- PROBLEM DETAILS -
In the following material, identify every line holding the string "frac" and return it.

- RECORDS FOR THIS EXERCISE -

○ ○ ○

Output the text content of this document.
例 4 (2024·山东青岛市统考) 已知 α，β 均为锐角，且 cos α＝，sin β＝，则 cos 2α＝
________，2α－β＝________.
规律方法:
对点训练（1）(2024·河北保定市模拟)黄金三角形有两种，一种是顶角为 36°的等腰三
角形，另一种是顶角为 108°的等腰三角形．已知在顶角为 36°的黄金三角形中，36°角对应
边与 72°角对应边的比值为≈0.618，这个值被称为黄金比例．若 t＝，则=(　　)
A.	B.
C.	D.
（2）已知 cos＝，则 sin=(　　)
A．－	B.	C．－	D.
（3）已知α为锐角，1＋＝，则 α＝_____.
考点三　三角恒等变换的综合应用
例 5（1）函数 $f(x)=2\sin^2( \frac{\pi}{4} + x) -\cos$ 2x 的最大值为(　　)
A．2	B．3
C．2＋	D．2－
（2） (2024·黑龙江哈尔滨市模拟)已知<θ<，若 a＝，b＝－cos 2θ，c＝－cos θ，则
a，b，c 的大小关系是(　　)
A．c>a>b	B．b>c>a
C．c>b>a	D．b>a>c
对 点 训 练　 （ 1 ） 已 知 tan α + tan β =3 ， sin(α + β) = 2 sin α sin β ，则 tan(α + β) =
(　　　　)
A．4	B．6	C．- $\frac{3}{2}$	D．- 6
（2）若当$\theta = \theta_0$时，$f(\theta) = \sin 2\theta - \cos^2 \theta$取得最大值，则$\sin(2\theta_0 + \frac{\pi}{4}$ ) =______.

○ ○ ○

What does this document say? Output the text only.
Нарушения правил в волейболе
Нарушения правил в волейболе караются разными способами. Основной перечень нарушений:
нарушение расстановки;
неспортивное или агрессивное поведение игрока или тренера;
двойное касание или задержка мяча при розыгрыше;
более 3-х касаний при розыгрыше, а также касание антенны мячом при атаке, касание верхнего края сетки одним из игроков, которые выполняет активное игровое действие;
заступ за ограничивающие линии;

○ ○ ○

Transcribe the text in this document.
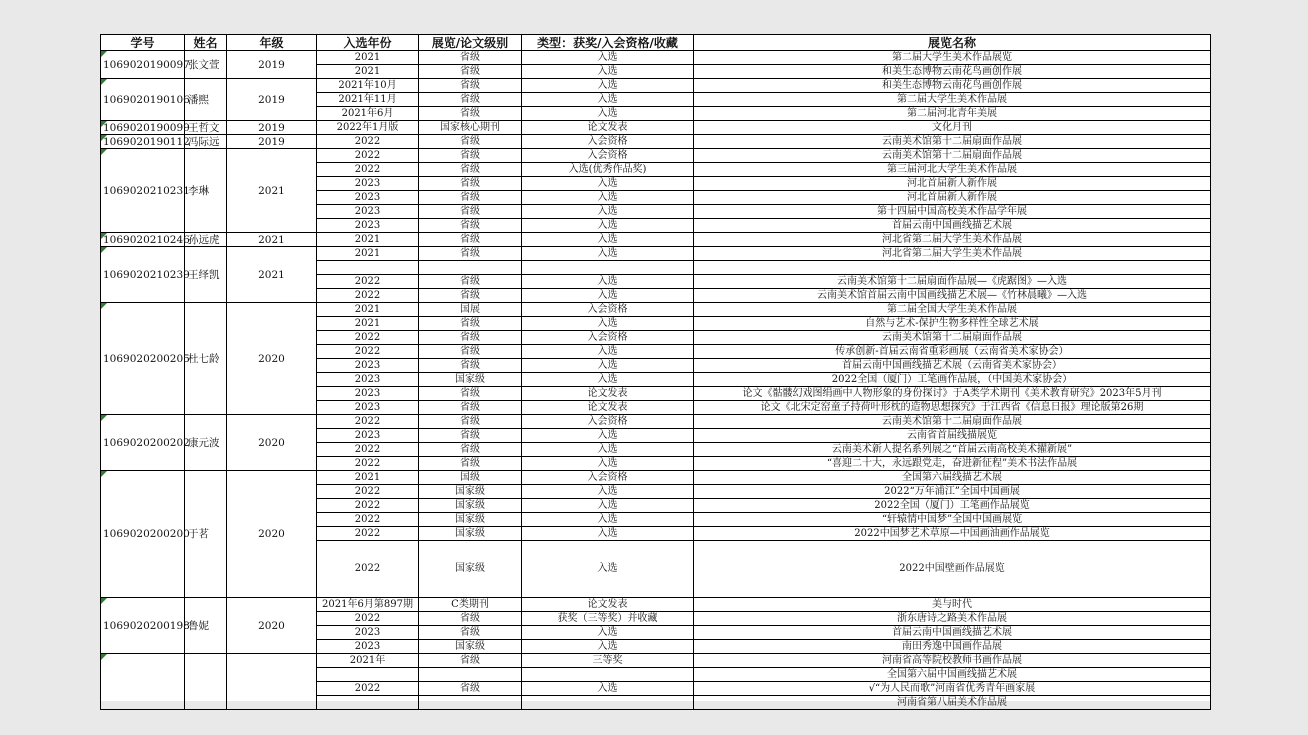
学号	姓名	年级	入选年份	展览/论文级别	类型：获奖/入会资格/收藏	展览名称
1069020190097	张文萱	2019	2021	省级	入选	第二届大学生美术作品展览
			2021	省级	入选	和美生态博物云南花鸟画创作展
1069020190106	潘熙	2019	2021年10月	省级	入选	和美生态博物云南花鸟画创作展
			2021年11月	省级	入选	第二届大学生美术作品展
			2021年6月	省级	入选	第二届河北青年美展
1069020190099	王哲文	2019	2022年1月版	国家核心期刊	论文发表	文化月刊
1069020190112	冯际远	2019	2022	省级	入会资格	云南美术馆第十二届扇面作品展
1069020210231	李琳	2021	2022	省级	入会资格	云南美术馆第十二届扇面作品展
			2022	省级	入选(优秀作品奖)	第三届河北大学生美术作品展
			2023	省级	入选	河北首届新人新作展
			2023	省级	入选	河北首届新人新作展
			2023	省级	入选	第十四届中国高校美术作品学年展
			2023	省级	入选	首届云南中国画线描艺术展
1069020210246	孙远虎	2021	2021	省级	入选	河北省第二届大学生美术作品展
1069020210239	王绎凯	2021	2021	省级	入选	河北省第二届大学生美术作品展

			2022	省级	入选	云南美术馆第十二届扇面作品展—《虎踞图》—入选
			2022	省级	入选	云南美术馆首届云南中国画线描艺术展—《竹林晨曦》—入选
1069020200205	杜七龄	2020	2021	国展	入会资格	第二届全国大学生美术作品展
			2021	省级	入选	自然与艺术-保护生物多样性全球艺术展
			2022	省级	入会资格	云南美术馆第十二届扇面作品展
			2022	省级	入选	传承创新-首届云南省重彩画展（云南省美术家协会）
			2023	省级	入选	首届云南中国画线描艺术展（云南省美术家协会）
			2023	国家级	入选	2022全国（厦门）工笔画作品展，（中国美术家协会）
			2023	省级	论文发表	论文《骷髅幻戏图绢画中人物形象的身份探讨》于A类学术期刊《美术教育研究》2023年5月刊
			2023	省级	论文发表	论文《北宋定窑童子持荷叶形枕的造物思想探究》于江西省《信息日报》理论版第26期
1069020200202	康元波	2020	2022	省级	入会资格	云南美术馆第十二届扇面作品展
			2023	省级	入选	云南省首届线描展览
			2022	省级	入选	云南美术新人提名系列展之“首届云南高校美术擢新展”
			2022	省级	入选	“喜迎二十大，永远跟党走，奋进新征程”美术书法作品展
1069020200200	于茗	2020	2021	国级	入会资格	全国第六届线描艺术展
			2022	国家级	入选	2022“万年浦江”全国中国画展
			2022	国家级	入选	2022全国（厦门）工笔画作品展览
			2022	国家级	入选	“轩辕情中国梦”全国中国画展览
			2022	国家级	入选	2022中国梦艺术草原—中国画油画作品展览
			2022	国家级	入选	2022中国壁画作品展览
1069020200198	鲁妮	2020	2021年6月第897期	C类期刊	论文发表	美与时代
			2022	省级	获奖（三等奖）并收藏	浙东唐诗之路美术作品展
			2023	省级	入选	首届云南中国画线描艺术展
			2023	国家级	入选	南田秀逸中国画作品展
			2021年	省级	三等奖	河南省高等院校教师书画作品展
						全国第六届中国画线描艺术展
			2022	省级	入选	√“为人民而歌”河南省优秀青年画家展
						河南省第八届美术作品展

○ ○ ○

- TASK RESULT -
例 5（1）函数 $f(x)=2\sin^2( \frac{\pi}{4} + x) -\cos$ 2x 的最大值为(　　)
A．4	B．6	C．- $\frac{3}{2}$	D．- 6
（2）若当$\theta = \theta_0$时，$f(\theta) = \sin 2\theta - \cos^2 \theta$取得最大值，则$\sin(2\theta_0 + \frac{\pi}{4}$ ) =______.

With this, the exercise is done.